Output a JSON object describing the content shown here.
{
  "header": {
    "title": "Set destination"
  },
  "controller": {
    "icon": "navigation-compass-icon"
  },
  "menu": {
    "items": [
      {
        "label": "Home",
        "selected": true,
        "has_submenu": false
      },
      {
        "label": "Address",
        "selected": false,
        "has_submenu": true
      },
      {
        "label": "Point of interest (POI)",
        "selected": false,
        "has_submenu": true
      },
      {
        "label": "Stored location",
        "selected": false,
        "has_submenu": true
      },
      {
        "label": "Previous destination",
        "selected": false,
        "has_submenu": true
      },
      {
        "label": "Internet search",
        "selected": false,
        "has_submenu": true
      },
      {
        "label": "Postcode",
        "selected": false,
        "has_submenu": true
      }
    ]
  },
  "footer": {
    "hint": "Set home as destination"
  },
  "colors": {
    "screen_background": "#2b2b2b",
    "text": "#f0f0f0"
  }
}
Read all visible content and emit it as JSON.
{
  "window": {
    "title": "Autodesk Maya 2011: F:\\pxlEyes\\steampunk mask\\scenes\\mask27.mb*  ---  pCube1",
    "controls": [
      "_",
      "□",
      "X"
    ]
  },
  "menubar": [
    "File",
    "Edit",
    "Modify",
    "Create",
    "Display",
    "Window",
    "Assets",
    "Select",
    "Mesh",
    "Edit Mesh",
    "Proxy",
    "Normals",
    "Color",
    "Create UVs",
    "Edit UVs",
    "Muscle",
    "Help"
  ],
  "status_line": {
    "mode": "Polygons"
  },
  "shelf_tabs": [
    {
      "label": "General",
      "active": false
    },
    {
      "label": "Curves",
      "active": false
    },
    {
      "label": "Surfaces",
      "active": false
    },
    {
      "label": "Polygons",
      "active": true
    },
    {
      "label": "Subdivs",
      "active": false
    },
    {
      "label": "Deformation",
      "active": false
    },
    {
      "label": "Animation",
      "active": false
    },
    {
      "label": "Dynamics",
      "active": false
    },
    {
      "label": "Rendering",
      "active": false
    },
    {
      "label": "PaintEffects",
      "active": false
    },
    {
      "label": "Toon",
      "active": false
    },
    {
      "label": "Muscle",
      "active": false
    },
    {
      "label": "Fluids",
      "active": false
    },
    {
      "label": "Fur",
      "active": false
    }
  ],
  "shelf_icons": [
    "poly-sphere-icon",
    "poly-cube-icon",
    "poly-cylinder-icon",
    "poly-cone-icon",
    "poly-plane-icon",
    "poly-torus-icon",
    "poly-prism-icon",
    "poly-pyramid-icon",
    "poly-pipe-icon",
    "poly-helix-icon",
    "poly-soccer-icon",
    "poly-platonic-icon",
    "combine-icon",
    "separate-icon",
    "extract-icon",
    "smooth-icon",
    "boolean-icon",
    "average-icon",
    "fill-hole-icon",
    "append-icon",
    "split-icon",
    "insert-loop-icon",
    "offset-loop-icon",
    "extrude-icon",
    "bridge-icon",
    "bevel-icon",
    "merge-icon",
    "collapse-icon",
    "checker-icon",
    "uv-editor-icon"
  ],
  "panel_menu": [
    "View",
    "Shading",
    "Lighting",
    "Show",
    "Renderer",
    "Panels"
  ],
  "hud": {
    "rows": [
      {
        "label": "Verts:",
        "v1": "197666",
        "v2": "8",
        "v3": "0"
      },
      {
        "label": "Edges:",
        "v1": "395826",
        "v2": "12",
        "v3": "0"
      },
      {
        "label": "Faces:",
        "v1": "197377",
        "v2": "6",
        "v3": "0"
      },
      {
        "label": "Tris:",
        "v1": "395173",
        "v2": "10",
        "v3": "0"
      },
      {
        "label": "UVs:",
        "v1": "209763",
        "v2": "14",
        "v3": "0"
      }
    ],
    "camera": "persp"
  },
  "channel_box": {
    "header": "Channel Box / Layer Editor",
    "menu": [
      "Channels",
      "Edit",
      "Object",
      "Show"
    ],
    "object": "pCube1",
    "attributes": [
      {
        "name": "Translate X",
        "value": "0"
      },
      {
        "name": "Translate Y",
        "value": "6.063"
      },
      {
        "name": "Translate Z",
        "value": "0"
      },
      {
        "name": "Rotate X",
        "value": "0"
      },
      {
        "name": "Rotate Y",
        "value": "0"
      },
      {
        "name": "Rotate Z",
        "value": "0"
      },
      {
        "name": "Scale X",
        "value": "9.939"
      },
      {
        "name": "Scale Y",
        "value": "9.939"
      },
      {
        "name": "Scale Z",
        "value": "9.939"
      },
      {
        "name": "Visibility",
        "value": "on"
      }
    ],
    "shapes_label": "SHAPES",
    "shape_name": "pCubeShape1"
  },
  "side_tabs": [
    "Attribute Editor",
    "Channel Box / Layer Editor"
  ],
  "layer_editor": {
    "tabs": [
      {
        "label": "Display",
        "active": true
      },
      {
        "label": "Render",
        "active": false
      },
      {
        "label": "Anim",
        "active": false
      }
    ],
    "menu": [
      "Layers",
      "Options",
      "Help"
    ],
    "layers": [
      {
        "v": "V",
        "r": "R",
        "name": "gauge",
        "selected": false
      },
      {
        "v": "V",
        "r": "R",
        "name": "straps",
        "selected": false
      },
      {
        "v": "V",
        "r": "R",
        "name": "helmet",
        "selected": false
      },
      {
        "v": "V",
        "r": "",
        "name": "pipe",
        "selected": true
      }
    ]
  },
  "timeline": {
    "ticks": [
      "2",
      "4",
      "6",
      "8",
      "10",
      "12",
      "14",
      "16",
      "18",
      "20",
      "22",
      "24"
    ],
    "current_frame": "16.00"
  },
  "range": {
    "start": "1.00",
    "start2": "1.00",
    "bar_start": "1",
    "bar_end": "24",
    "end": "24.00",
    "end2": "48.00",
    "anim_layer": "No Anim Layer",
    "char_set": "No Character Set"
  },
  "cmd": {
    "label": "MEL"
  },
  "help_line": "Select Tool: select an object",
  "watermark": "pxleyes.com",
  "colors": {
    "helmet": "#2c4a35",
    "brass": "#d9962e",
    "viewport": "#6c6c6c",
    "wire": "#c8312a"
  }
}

> [What you have to do]: Please quote every record above exactly as it appears.

> [Output for this task]:
Output a JSON object describing the content shown here.
{
  "header": {
    "title": "Set destination"
  },
  "controller": {
    "icon": "navigation-compass-icon"
  },
  "menu": {
    "items": [
      {
        "label": "Home",
        "selected": true,
        "has_submenu": false
      },
      {
        "label": "Address",
        "selected": false,
        "has_submenu": true
      },
      {
        "label": "Point of interest (POI)",
        "selected": false,
        "has_submenu": true
      },
      {
        "label": "Stored location",
        "selected": false,
        "has_submenu": true
      },
      {
        "label": "Previous destination",
        "selected": false,
        "has_submenu": true
      },
      {
        "label": "Internet search",
        "selected": false,
        "has_submenu": true
      },
      {
        "label": "Postcode",
        "selected": false,
        "has_submenu": true
      }
    ]
  },
  "footer": {
    "hint": "Set home as destination"
  },
  "colors": {
    "screen_background": "#2b2b2b",
    "text": "#f0f0f0"
  }
}
Read all visible content and emit it as JSON.
{
  "window": {
    "title": "Autodesk Maya 2011: F:\\pxlEyes\\steampunk mask\\scenes\\mask27.mb*  ---  pCube1",
    "controls": [
      "_",
      "□",
      "X"
    ]
  },
  "menubar": [
    "File",
    "Edit",
    "Modify",
    "Create",
    "Display",
    "Window",
    "Assets",
    "Select",
    "Mesh",
    "Edit Mesh",
    "Proxy",
    "Normals",
    "Color",
    "Create UVs",
    "Edit UVs",
    "Muscle",
    "Help"
  ],
  "status_line": {
    "mode": "Polygons"
  },
  "shelf_tabs": [
    {
      "label": "General",
      "active": false
    },
    {
      "label": "Curves",
      "active": false
    },
    {
      "label": "Surfaces",
      "active": false
    },
    {
      "label": "Polygons",
      "active": true
    },
    {
      "label": "Subdivs",
      "active": false
    },
    {
      "label": "Deformation",
      "active": false
    },
    {
      "label": "Animation",
      "active": false
    },
    {
      "label": "Dynamics",
      "active": false
    },
    {
      "label": "Rendering",
      "active": false
    },
    {
      "label": "PaintEffects",
      "active": false
    },
    {
      "label": "Toon",
      "active": false
    },
    {
      "label": "Muscle",
      "active": false
    },
    {
      "label": "Fluids",
      "active": false
    },
    {
      "label": "Fur",
      "active": false
    }
  ],
  "shelf_icons": [
    "poly-sphere-icon",
    "poly-cube-icon",
    "poly-cylinder-icon",
    "poly-cone-icon",
    "poly-plane-icon",
    "poly-torus-icon",
    "poly-prism-icon",
    "poly-pyramid-icon",
    "poly-pipe-icon",
    "poly-helix-icon",
    "poly-soccer-icon",
    "poly-platonic-icon",
    "combine-icon",
    "separate-icon",
    "extract-icon",
    "smooth-icon",
    "boolean-icon",
    "average-icon",
    "fill-hole-icon",
    "append-icon",
    "split-icon",
    "insert-loop-icon",
    "offset-loop-icon",
    "extrude-icon",
    "bridge-icon",
    "bevel-icon",
    "merge-icon",
    "collapse-icon",
    "checker-icon",
    "uv-editor-icon"
  ],
  "panel_menu": [
    "View",
    "Shading",
    "Lighting",
    "Show",
    "Renderer",
    "Panels"
  ],
  "hud": {
    "rows": [
      {
        "label": "Verts:",
        "v1": "197666",
        "v2": "8",
        "v3": "0"
      },
      {
        "label": "Edges:",
        "v1": "395826",
        "v2": "12",
        "v3": "0"
      },
      {
        "label": "Faces:",
        "v1": "197377",
        "v2": "6",
        "v3": "0"
      },
      {
        "label": "Tris:",
        "v1": "395173",
        "v2": "10",
        "v3": "0"
      },
      {
        "label": "UVs:",
        "v1": "209763",
        "v2": "14",
        "v3": "0"
      }
    ],
    "camera": "persp"
  },
  "channel_box": {
    "header": "Channel Box / Layer Editor",
    "menu": [
      "Channels",
      "Edit",
      "Object",
      "Show"
    ],
    "object": "pCube1",
    "attributes": [
      {
        "name": "Translate X",
        "value": "0"
      },
      {
        "name": "Translate Y",
        "value": "6.063"
      },
      {
        "name": "Translate Z",
        "value": "0"
      },
      {
        "name": "Rotate X",
        "value": "0"
      },
      {
        "name": "Rotate Y",
        "value": "0"
      },
      {
        "name": "Rotate Z",
        "value": "0"
      },
      {
        "name": "Scale X",
        "value": "9.939"
      },
      {
        "name": "Scale Y",
        "value": "9.939"
      },
      {
        "name": "Scale Z",
        "value": "9.939"
      },
      {
        "name": "Visibility",
        "value": "on"
      }
    ],
    "shapes_label": "SHAPES",
    "shape_name": "pCubeShape1"
  },
  "side_tabs": [
    "Attribute Editor",
    "Channel Box / Layer Editor"
  ],
  "layer_editor": {
    "tabs": [
      {
        "label": "Display",
        "active": true
      },
      {
        "label": "Render",
        "active": false
      },
      {
        "label": "Anim",
        "active": false
      }
    ],
    "menu": [
      "Layers",
      "Options",
      "Help"
    ],
    "layers": [
      {
        "v": "V",
        "r": "R",
        "name": "gauge",
        "selected": false
      },
      {
        "v": "V",
        "r": "R",
        "name": "straps",
        "selected": false
      },
      {
        "v": "V",
        "r": "R",
        "name": "helmet",
        "selected": false
      },
      {
        "v": "V",
        "r": "",
        "name": "pipe",
        "selected": true
      }
    ]
  },
  "timeline": {
    "ticks": [
      "2",
      "4",
      "6",
      "8",
      "10",
      "12",
      "14",
      "16",
      "18",
      "20",
      "22",
      "24"
    ],
    "current_frame": "16.00"
  },
  "range": {
    "start": "1.00",
    "start2": "1.00",
    "bar_start": "1",
    "bar_end": "24",
    "end": "24.00",
    "end2": "48.00",
    "anim_layer": "No Anim Layer",
    "char_set": "No Character Set"
  },
  "cmd": {
    "label": "MEL"
  },
  "help_line": "Select Tool: select an object",
  "watermark": "pxleyes.com",
  "colors": {
    "helmet": "#2c4a35",
    "brass": "#d9962e",
    "viewport": "#6c6c6c",
    "wire": "#c8312a"
  }
}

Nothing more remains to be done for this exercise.